--- TEXT EXTRACT ---
— Begin —

# six weeks after,nearly.



## hotrats (Jul 14, 2016)

As the title say`s,available for imediate delivery,after six weeks i picked up my van yesterday,drove down to windermear from argyll and back up with the van,now to sit and go through the eight inch thick manuals and go play.


----------



## oldish hippy (Jul 14, 2016)

wellwhat van did you get  just get out and enjoy it take manual with you learn basics and save rest for rainy day basic gas on gas off cooker lights .fridge on ,fridge off , radio on radio off sleeping bag done


----------



## hotrats (Jul 14, 2016)

*vantana k55*



oldish hippy said:


> wellwhat van did you get  just get out and enjoy it take manual with you learn basics and save rest for rainy day basic gas on gas off cooker lights .fridge on ,fridge off , radio on radio off sleeping bag done



a vantana k55,yes thats what i am doing,a wee local practice this week end then islay for a couple or more weeks fishing and sampling.


----------



## Chris356 (Jul 14, 2016)

Take it you got it from hartleys


----------



## Tidster (Jul 14, 2016)

Hi  
We have a k65t from Hartleys had it 12 months with a few electrical issues 
Have fun


----------



## Chris356 (Jul 14, 2016)

Tidster said:


> Hi
> We have a k65t from Hartleys had it 12 months with a few electrical issues
> Have fun


Have you had any warranty work done by them and how long did it take them I have been waiting since April for parts to come in stock


----------



## Tidster (Jul 14, 2016)

Hi 
We have had work done on the water heater but it was only a loose connection apparently so no parts were needed
The split charge circuit seems a bit suspect and we've been supplied with a separate relay which  I fit,it's a ball ache taking the thing back both in time and fuel 
We did have to wait for parts from hobby but they weren't essential
This is the second van from Hartleys 
Cheers


----------



## phillybarbour (Jul 14, 2016)

Can't beat reading the manual for a new van in a nice quiet location with a brew or pint.


----------



## trevskoda (Jul 14, 2016)

Chris356 said:


> Take it you got it from hartleys



Do they not make jam to.:lol-049:do have fun & health to wear.


----------



## Acti (Jul 15, 2016)

:welcome: to the forum :drive:


----------



## Deleted member 19733 (Jul 16, 2016)

Hi and welcome to the forum, have fun


:welcome::camper::have fun::cheers::dog::scooter::boat::drive::goodluck:


----------



## hotrats (Jul 17, 2016)

Yes from Hartleys and really hopeing i do not need any waranty work done as they were telling me some folks vans were eight months delayed,but happy so far 260 mile drive home was very easy and comfy,time will tell.


----------



## jeanette (Jul 18, 2016)

Hi and:welcome::camper:


----------

— End —

--- STATED TASK A ---
Translate this sentence from the van forum thread into Spanish: "Can't beat reading the manual for a new van in a nice quiet location with a brew or pint."
The entries have no connection to the forum thread.

(Entries from a dataset)
— Begin —

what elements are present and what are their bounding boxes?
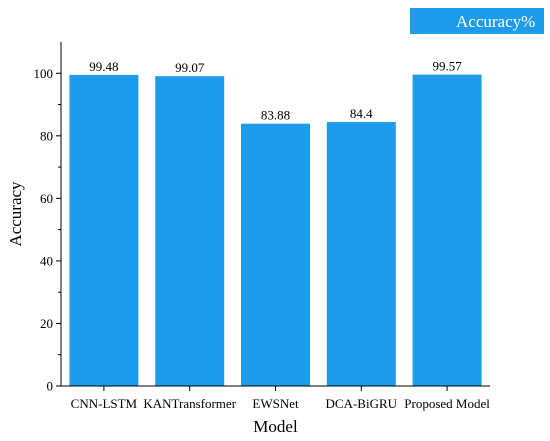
y-tick-label: 40 — [40, 253, 53, 268]
x-tick-label: EWSNet — [252, 396, 299, 411]
bar-proposed-model — [412, 74, 482, 387]
y-axis-title: Accuracy — [6, 181, 25, 247]
value-label: 84.4 — [350, 106, 373, 121]
x-axis-title: Model — [253, 417, 298, 436]
value-label: 99.07 — [175, 60, 205, 75]
value-label: 99.57 — [432, 59, 462, 74]
value-label: 83.88 — [261, 108, 290, 123]
bar-cnn-lstm — [69, 74, 139, 387]
y-tick-label: 0 — [47, 379, 54, 394]
y-ticks-layer: 0 20 40 60 80 100 — [34, 66, 61, 394]
legend: Accuracy% — [410, 8, 544, 34]
bar-ewsnet — [241, 123, 310, 387]
value-label: 99.48 — [89, 59, 118, 74]
legend-swatch — [410, 8, 544, 34]
y-tick-label: 60 — [40, 191, 53, 206]
y-tick-label: 100 — [34, 66, 54, 81]
x-ticks-layer: CNN-LSTM KANTransformer EWSNet DCA-BiGRU Pro… — [71, 386, 490, 411]
x-tick-label: Proposed Model — [404, 396, 490, 411]
y-tick-label: 80 — [40, 128, 53, 143]
x-tick-label: CNN-LSTM — [71, 396, 138, 411]
legend-label: Accuracy% — [456, 12, 535, 31]
y-tick-label: 20 — [40, 316, 53, 331]
bar-dca-bigru — [326, 122, 396, 386]
bar-kantransformer — [155, 76, 225, 387]
value-labels-layer: 99.48 99.07 83.88 84.4 99.57 — [89, 59, 462, 123]
x-tick-label: DCA-BiGRU — [326, 396, 398, 411]
x-tick-label: KANTransformer — [143, 396, 236, 411]
bars-layer — [69, 74, 482, 387]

— End —

--- STATED TASK B ---
From the entries, write out character for character every line starting with the line that contains "y-tick-label: 40 — [40, 253, 53, 268]" and going on through the line that contains "bar-cnn-lstm — [69, 74, 139, 387]", both included.

--- WRITTEN ANSWER A ---
No hay nada mejor que leer el manual de una furgoneta nueva en un lugar tranquilo y agradable con un té o una pinta.

--- WRITTEN ANSWER B ---
y-tick-label: 40 — [40, 253, 53, 268]
x-tick-label: EWSNet — [252, 396, 299, 411]
bar-proposed-model — [412, 74, 482, 387]
y-axis-title: Accuracy — [6, 181, 25, 247]
value-label: 84.4 — [350, 106, 373, 121]
x-axis-title: Model — [253, 417, 298, 436]
value-label: 99.07 — [175, 60, 205, 75]
value-label: 99.57 — [432, 59, 462, 74]
value-label: 83.88 — [261, 108, 290, 123]
bar-cnn-lstm — [69, 74, 139, 387]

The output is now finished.